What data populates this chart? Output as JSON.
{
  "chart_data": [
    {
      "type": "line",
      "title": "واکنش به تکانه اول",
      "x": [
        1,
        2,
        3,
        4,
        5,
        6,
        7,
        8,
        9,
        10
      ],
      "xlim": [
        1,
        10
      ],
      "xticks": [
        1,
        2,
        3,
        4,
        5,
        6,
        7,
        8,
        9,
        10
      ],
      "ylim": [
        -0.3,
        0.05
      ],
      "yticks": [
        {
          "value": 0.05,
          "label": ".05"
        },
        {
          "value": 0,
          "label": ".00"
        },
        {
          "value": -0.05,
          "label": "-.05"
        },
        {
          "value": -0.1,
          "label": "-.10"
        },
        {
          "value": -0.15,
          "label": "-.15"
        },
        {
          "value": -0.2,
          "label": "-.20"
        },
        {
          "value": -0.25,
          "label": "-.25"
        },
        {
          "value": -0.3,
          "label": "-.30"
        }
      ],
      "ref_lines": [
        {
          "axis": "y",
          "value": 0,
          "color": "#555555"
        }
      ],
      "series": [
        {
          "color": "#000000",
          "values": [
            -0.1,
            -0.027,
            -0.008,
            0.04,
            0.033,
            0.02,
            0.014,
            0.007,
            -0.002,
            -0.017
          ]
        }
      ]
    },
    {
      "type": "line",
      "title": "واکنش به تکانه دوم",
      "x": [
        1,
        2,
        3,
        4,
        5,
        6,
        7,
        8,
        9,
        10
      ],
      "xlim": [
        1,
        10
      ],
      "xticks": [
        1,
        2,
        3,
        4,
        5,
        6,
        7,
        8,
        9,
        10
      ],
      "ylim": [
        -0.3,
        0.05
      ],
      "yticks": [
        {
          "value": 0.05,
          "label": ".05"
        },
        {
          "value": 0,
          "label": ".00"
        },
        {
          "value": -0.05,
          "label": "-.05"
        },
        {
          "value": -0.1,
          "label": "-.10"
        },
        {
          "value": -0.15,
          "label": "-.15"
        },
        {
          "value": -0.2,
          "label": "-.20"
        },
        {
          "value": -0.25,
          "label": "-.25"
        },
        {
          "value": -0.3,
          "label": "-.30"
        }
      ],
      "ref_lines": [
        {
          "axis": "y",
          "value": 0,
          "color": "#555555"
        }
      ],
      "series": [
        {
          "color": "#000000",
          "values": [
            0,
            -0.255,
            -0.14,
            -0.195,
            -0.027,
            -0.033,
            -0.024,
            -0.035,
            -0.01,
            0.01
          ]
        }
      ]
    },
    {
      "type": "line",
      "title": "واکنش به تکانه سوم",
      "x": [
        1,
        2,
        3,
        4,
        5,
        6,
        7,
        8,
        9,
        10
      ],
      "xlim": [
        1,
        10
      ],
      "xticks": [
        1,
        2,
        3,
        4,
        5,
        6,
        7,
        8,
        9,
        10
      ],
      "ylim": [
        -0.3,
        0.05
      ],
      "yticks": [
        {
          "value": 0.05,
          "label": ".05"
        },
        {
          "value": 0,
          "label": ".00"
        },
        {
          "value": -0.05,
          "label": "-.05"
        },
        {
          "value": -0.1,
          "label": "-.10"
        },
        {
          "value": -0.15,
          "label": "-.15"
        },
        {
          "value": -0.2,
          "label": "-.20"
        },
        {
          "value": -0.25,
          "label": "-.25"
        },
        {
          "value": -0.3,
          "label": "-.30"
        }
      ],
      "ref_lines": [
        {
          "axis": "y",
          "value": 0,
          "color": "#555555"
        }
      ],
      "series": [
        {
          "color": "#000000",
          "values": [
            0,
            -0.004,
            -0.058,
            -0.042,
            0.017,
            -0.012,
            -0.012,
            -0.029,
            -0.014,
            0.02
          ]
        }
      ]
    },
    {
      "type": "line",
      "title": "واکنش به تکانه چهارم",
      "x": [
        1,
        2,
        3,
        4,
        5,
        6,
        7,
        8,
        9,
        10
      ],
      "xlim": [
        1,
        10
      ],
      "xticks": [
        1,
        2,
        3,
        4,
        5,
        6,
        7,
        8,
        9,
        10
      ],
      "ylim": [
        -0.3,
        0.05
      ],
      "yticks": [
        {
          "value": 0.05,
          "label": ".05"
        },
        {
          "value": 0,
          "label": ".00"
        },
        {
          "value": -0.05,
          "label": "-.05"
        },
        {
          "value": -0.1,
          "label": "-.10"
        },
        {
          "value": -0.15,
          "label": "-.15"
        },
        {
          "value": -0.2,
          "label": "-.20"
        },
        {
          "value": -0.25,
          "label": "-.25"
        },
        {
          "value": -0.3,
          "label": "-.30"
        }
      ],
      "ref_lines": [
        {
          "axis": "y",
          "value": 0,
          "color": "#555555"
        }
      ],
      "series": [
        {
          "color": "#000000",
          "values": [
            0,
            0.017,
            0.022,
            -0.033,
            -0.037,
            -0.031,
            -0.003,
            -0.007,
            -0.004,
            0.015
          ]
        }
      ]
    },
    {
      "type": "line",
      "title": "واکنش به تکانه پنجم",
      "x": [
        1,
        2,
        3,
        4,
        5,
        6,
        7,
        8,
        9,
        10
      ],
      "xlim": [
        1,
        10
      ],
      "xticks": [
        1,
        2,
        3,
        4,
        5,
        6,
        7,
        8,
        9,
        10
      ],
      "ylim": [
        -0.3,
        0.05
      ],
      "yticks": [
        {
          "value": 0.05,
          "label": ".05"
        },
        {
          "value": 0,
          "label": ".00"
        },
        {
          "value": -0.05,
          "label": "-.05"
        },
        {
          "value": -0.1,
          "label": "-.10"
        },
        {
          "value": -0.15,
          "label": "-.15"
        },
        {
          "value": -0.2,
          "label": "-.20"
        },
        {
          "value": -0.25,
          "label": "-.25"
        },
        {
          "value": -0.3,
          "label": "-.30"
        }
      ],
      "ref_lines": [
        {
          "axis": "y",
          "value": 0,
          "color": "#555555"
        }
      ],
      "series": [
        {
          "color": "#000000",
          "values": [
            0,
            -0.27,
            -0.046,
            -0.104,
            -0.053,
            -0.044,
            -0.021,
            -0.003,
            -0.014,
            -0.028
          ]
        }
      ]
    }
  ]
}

§ §

Exercise requirements: Repeat the lines above exactly.

Solution for this problem:
What data populates this chart? Output as JSON.
{
  "chart_data": [
    {
      "type": "line",
      "title": "واکنش به تکانه اول",
      "x": [
        1,
        2,
        3,
        4,
        5,
        6,
        7,
        8,
        9,
        10
      ],
      "xlim": [
        1,
        10
      ],
      "xticks": [
        1,
        2,
        3,
        4,
        5,
        6,
        7,
        8,
        9,
        10
      ],
      "ylim": [
        -0.3,
        0.05
      ],
      "yticks": [
        {
          "value": 0.05,
          "label": ".05"
        },
        {
          "value": 0,
          "label": ".00"
        },
        {
          "value": -0.05,
          "label": "-.05"
        },
        {
          "value": -0.1,
          "label": "-.10"
        },
        {
          "value": -0.15,
          "label": "-.15"
        },
        {
          "value": -0.2,
          "label": "-.20"
        },
        {
          "value": -0.25,
          "label": "-.25"
        },
        {
          "value": -0.3,
          "label": "-.30"
        }
      ],
      "ref_lines": [
        {
          "axis": "y",
          "value": 0,
          "color": "#555555"
        }
      ],
      "series": [
        {
          "color": "#000000",
          "values": [
            -0.1,
            -0.027,
            -0.008,
            0.04,
            0.033,
            0.02,
            0.014,
            0.007,
            -0.002,
            -0.017
          ]
        }
      ]
    },
    {
      "type": "line",
      "title": "واکنش به تکانه دوم",
      "x": [
        1,
        2,
        3,
        4,
        5,
        6,
        7,
        8,
        9,
        10
      ],
      "xlim": [
        1,
        10
      ],
      "xticks": [
        1,
        2,
        3,
        4,
        5,
        6,
        7,
        8,
        9,
        10
      ],
      "ylim": [
        -0.3,
        0.05
      ],
      "yticks": [
        {
          "value": 0.05,
          "label": ".05"
        },
        {
          "value": 0,
          "label": ".00"
        },
        {
          "value": -0.05,
          "label": "-.05"
        },
        {
          "value": -0.1,
          "label": "-.10"
        },
        {
          "value": -0.15,
          "label": "-.15"
        },
        {
          "value": -0.2,
          "label": "-.20"
        },
        {
          "value": -0.25,
          "label": "-.25"
        },
        {
          "value": -0.3,
          "label": "-.30"
        }
      ],
      "ref_lines": [
        {
          "axis": "y",
          "value": 0,
          "color": "#555555"
        }
      ],
      "series": [
        {
          "color": "#000000",
          "values": [
            0,
            -0.255,
            -0.14,
            -0.195,
            -0.027,
            -0.033,
            -0.024,
            -0.035,
            -0.01,
            0.01
          ]
        }
      ]
    },
    {
      "type": "line",
      "title": "واکنش به تکانه سوم",
      "x": [
        1,
        2,
        3,
        4,
        5,
        6,
        7,
        8,
        9,
        10
      ],
      "xlim": [
        1,
        10
      ],
      "xticks": [
        1,
        2,
        3,
        4,
        5,
        6,
        7,
        8,
        9,
        10
      ],
      "ylim": [
        -0.3,
        0.05
      ],
      "yticks": [
        {
          "value": 0.05,
          "label": ".05"
        },
        {
          "value": 0,
          "label": ".00"
        },
        {
          "value": -0.05,
          "label": "-.05"
        },
        {
          "value": -0.1,
          "label": "-.10"
        },
        {
          "value": -0.15,
          "label": "-.15"
        },
        {
          "value": -0.2,
          "label": "-.20"
        },
        {
          "value": -0.25,
          "label": "-.25"
        },
        {
          "value": -0.3,
          "label": "-.30"
        }
      ],
      "ref_lines": [
        {
          "axis": "y",
          "value": 0,
          "color": "#555555"
        }
      ],
      "series": [
        {
          "color": "#000000",
          "values": [
            0,
            -0.004,
            -0.058,
            -0.042,
            0.017,
            -0.012,
            -0.012,
            -0.029,
            -0.014,
            0.02
          ]
        }
      ]
    },
    {
      "type": "line",
      "title": "واکنش به تکانه چهارم",
      "x": [
        1,
        2,
        3,
        4,
        5,
        6,
        7,
        8,
        9,
        10
      ],
      "xlim": [
        1,
        10
      ],
      "xticks": [
        1,
        2,
        3,
        4,
        5,
        6,
        7,
        8,
        9,
        10
      ],
      "ylim": [
        -0.3,
        0.05
      ],
      "yticks": [
        {
          "value": 0.05,
          "label": ".05"
        },
        {
          "value": 0,
          "label": ".00"
        },
        {
          "value": -0.05,
          "label": "-.05"
        },
        {
          "value": -0.1,
          "label": "-.10"
        },
        {
          "value": -0.15,
          "label": "-.15"
        },
        {
          "value": -0.2,
          "label": "-.20"
        },
        {
          "value": -0.25,
          "label": "-.25"
        },
        {
          "value": -0.3,
          "label": "-.30"
        }
      ],
      "ref_lines": [
        {
          "axis": "y",
          "value": 0,
          "color": "#555555"
        }
      ],
      "series": [
        {
          "color": "#000000",
          "values": [
            0,
            0.017,
            0.022,
            -0.033,
            -0.037,
            -0.031,
            -0.003,
            -0.007,
            -0.004,
            0.015
          ]
        }
      ]
    },
    {
      "type": "line",
      "title": "واکنش به تکانه پنجم",
      "x": [
        1,
        2,
        3,
        4,
        5,
        6,
        7,
        8,
        9,
        10
      ],
      "xlim": [
        1,
        10
      ],
      "xticks": [
        1,
        2,
        3,
        4,
        5,
        6,
        7,
        8,
        9,
        10
      ],
      "ylim": [
        -0.3,
        0.05
      ],
      "yticks": [
        {
          "value": 0.05,
          "label": ".05"
        },
        {
          "value": 0,
          "label": ".00"
        },
        {
          "value": -0.05,
          "label": "-.05"
        },
        {
          "value": -0.1,
          "label": "-.10"
        },
        {
          "value": -0.15,
          "label": "-.15"
        },
        {
          "value": -0.2,
          "label": "-.20"
        },
        {
          "value": -0.25,
          "label": "-.25"
        },
        {
          "value": -0.3,
          "label": "-.30"
        }
      ],
      "ref_lines": [
        {
          "axis": "y",
          "value": 0,
          "color": "#555555"
        }
      ],
      "series": [
        {
          "color": "#000000",
          "values": [
            0,
            -0.27,
            -0.046,
            -0.104,
            -0.053,
            -0.044,
            -0.021,
            -0.003,
            -0.014,
            -0.028
          ]
        }
      ]
    }
  ]
}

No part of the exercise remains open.